::: Data shown

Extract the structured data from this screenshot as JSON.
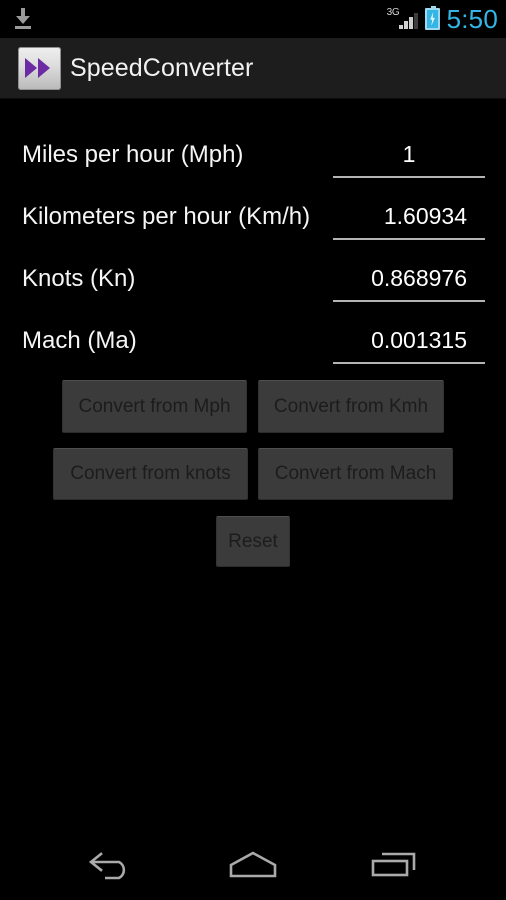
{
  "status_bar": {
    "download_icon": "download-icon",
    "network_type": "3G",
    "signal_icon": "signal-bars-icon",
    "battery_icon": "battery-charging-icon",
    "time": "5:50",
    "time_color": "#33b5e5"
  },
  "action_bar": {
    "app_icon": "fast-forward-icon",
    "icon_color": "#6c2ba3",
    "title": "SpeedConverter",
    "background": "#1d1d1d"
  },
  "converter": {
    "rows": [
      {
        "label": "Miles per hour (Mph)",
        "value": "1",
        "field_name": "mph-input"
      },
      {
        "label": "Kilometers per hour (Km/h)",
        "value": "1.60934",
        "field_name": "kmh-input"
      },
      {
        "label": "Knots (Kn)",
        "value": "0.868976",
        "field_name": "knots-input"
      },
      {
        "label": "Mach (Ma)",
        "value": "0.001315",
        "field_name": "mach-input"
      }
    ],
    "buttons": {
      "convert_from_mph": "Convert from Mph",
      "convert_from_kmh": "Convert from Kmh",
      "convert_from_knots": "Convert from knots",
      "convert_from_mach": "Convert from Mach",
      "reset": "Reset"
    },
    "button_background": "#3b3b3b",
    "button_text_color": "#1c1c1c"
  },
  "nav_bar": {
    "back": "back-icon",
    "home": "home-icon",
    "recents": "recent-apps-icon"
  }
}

::::::

**Aim:**
Track down every line of the material containing the string "label", and copy it.

**The reply:**
        "label": "Miles per hour (Mph)",
        "label": "Kilometers per hour (Km/h)",
        "label": "Knots (Kn)",
        "label": "Mach (Ma)",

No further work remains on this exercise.